### TASK PROMPT
Find every line below that contains the string "path", treating uppercase and lowercase as different, and copy each of those lines.

### MATERIAL FOR THE TASK
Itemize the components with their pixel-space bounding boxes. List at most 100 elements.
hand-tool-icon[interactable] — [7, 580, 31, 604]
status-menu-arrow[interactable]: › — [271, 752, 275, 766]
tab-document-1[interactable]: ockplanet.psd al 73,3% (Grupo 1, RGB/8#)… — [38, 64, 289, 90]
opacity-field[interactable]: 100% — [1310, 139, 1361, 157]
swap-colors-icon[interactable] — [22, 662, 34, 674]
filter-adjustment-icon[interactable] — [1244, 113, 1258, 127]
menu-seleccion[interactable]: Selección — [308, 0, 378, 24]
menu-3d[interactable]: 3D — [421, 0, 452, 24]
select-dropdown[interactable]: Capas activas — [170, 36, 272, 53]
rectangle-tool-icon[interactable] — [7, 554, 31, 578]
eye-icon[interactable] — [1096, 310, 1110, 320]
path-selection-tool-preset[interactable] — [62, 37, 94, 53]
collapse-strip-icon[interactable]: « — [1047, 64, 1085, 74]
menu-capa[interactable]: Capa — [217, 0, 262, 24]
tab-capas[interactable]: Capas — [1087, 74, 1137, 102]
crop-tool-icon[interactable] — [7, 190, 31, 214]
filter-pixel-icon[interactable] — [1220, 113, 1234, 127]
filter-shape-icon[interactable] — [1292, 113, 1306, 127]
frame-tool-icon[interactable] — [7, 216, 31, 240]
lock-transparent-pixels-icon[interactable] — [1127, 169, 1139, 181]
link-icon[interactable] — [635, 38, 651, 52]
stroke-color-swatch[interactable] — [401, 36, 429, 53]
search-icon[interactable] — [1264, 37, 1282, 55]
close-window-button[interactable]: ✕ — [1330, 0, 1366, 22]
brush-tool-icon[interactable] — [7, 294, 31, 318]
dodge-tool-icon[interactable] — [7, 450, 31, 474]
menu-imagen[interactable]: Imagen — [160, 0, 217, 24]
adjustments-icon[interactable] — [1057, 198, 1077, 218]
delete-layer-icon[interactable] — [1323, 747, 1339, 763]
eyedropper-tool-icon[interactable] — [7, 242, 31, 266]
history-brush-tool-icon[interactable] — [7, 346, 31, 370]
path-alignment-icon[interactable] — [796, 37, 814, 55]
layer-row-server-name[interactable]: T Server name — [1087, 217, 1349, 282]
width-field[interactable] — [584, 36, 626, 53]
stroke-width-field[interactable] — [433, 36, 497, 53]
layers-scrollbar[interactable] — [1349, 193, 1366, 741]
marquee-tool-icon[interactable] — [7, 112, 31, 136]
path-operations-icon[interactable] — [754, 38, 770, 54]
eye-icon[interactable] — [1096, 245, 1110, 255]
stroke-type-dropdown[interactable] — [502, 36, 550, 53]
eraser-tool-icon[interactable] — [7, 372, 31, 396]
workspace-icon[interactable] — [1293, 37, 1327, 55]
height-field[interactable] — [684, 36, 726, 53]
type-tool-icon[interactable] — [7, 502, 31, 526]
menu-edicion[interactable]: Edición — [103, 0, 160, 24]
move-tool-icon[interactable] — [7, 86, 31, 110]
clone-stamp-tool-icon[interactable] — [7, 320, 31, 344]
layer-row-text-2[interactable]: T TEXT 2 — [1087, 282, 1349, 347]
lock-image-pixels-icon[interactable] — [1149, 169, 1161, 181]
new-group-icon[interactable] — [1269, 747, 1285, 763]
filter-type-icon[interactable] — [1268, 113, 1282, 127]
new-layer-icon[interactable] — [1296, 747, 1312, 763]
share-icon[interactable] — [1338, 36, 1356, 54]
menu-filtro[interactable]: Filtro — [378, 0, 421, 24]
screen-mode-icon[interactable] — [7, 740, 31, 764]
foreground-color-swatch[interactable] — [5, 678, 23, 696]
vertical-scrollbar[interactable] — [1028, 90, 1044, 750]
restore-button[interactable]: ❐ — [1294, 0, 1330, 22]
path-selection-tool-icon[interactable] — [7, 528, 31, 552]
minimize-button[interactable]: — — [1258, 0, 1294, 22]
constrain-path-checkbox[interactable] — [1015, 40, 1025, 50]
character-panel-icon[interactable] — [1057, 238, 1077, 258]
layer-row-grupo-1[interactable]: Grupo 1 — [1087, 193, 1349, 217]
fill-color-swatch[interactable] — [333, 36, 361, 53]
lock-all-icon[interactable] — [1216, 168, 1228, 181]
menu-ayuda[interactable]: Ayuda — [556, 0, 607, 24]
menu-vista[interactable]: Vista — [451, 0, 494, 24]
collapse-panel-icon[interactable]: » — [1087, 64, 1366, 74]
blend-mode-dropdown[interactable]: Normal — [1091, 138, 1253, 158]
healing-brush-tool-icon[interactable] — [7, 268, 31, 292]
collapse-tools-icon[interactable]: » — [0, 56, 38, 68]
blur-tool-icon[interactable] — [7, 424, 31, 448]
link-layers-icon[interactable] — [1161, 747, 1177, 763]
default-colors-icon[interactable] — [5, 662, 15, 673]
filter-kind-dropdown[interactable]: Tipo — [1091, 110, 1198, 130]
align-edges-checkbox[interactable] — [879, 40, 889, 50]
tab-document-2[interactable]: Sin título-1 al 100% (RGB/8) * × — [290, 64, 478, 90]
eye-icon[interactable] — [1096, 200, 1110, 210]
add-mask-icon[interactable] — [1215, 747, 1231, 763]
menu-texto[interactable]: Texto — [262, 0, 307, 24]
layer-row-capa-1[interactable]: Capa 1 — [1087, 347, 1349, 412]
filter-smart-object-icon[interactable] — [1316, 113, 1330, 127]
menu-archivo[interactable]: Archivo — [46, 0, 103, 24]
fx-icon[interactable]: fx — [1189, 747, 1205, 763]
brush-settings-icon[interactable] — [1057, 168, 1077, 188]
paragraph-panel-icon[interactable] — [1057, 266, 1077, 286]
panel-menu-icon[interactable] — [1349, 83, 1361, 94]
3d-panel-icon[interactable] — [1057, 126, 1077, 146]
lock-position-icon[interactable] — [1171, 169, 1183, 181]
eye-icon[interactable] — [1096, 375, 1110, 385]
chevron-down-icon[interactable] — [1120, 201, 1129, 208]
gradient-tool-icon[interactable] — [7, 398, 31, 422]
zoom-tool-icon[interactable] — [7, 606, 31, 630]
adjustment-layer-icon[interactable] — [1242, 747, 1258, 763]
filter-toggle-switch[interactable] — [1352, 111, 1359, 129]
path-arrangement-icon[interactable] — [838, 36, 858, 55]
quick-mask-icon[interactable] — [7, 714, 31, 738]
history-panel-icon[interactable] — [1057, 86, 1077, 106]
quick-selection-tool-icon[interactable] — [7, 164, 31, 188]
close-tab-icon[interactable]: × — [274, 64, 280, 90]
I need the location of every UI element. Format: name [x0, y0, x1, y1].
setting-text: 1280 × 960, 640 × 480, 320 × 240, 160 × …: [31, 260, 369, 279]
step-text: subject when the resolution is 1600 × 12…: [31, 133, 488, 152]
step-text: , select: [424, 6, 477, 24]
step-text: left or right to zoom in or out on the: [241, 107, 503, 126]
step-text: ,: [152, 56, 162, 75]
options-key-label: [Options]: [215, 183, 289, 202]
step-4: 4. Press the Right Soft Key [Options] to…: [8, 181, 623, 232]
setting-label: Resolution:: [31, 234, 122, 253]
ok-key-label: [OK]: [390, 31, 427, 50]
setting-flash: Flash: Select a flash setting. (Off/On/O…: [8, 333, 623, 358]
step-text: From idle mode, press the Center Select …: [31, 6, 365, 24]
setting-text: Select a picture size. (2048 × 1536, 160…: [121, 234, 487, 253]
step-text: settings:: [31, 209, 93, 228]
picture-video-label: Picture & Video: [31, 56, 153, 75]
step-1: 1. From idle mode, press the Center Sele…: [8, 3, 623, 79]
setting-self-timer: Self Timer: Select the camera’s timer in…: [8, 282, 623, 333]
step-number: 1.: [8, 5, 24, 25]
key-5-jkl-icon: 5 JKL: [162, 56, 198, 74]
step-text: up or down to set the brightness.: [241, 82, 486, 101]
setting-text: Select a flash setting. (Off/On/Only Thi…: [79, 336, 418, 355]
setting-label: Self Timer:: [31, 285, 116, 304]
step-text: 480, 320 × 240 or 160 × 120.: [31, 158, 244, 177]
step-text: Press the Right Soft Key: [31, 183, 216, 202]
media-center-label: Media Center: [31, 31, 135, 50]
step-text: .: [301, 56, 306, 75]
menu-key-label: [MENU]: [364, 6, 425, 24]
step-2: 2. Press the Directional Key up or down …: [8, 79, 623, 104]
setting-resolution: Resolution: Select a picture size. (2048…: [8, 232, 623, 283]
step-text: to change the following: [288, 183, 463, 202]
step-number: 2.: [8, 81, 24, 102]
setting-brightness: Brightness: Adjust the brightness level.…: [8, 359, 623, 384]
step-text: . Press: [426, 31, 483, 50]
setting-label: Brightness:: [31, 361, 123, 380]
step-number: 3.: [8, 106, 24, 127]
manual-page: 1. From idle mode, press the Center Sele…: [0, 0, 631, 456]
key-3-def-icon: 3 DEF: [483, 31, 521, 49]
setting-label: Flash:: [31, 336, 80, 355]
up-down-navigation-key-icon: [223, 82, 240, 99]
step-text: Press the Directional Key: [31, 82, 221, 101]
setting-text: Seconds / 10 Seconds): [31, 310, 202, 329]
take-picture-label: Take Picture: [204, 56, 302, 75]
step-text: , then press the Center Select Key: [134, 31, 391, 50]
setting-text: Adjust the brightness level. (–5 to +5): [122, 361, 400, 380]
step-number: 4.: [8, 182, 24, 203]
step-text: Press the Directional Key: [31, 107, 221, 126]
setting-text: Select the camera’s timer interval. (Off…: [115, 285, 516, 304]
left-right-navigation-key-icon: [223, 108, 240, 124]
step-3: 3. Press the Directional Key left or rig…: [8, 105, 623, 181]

### EXPECTED ANSWER
path-selection-tool-preset[interactable] — [62, 37, 94, 53]
path-alignment-icon[interactable] — [796, 37, 814, 55]
path-operations-icon[interactable] — [754, 38, 770, 54]
path-selection-tool-icon[interactable] — [7, 528, 31, 552]
constrain-path-checkbox[interactable] — [1015, 40, 1025, 50]
path-arrangement-icon[interactable] — [838, 36, 858, 55]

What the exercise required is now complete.